## [AIM]
Skip all pictures, then print the remaining material exactly.

## [AVAILABLE RECORDS]
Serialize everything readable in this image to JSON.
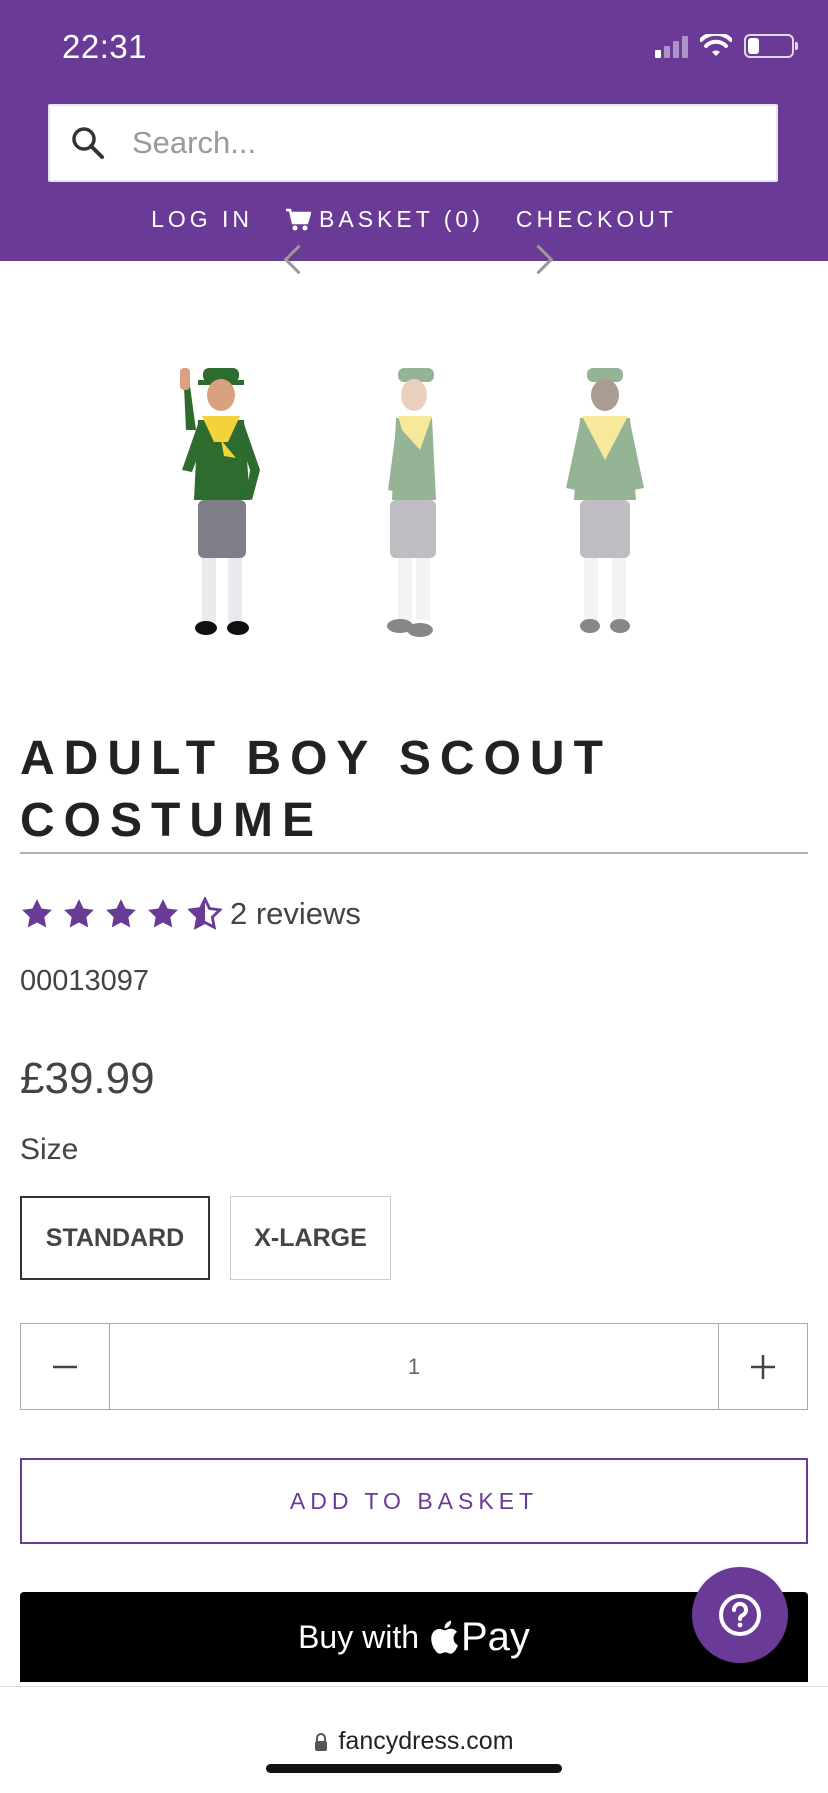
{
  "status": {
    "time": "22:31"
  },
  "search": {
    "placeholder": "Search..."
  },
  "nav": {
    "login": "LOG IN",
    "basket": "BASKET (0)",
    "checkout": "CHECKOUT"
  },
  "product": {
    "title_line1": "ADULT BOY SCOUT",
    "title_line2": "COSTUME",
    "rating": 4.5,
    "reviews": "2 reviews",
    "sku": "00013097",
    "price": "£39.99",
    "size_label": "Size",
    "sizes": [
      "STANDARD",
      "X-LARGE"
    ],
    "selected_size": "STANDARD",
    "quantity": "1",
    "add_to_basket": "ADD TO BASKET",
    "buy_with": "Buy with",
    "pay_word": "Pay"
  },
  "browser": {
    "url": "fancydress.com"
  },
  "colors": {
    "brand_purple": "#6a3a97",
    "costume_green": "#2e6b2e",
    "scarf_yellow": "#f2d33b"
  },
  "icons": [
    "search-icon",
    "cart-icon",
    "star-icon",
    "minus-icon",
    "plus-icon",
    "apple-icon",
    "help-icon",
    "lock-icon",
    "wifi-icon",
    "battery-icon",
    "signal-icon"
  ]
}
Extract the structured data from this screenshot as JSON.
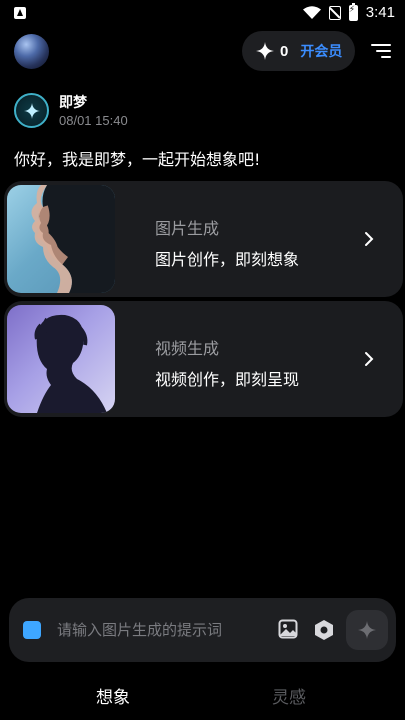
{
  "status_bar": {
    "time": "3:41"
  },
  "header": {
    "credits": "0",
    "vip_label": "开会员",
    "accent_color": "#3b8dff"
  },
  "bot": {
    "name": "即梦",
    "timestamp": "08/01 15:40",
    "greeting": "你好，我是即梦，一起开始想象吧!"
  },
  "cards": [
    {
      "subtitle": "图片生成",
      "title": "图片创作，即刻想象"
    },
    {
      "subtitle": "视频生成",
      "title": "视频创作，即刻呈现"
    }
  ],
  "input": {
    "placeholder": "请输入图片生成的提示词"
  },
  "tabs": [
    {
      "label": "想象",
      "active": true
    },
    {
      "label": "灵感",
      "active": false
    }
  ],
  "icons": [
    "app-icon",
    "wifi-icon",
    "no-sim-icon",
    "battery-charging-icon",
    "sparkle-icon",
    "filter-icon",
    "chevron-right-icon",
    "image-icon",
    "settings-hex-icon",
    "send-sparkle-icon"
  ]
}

## [CORRECT RESPONSE]
Serialize everything readable in this image to JSON.
{
  "status": {
    "time": "22:31"
  },
  "search": {
    "placeholder": "Search..."
  },
  "nav": {
    "login": "LOG IN",
    "basket": "BASKET (0)",
    "checkout": "CHECKOUT"
  },
  "product": {
    "title_line1": "ADULT BOY SCOUT",
    "title_line2": "COSTUME",
    "rating": 4.5,
    "reviews": "2 reviews",
    "sku": "00013097",
    "price": "£39.99",
    "size_label": "Size",
    "sizes": [
      "STANDARD",
      "X-LARGE"
    ],
    "selected_size": "STANDARD",
    "quantity": "1",
    "add_to_basket": "ADD TO BASKET",
    "buy_with": "Buy with",
    "pay_word": "Pay"
  },
  "browser": {
    "url": "fancydress.com"
  },
  "colors": {
    "brand_purple": "#6a3a97",
    "costume_green": "#2e6b2e",
    "scarf_yellow": "#f2d33b"
  },
  "icons": [
    "search-icon",
    "cart-icon",
    "star-icon",
    "minus-icon",
    "plus-icon",
    "apple-icon",
    "help-icon",
    "lock-icon",
    "wifi-icon",
    "battery-icon",
    "signal-icon"
  ]
}
Extract the structured data from this screenshot as JSON.
{
  "status_bar": {
    "time": "3:41"
  },
  "header": {
    "credits": "0",
    "vip_label": "开会员",
    "accent_color": "#3b8dff"
  },
  "bot": {
    "name": "即梦",
    "timestamp": "08/01 15:40",
    "greeting": "你好，我是即梦，一起开始想象吧!"
  },
  "cards": [
    {
      "subtitle": "图片生成",
      "title": "图片创作，即刻想象"
    },
    {
      "subtitle": "视频生成",
      "title": "视频创作，即刻呈现"
    }
  ],
  "input": {
    "placeholder": "请输入图片生成的提示词"
  },
  "tabs": [
    {
      "label": "想象",
      "active": true
    },
    {
      "label": "灵感",
      "active": false
    }
  ],
  "icons": [
    "app-icon",
    "wifi-icon",
    "no-sim-icon",
    "battery-charging-icon",
    "sparkle-icon",
    "filter-icon",
    "chevron-right-icon",
    "image-icon",
    "settings-hex-icon",
    "send-sparkle-icon"
  ]
}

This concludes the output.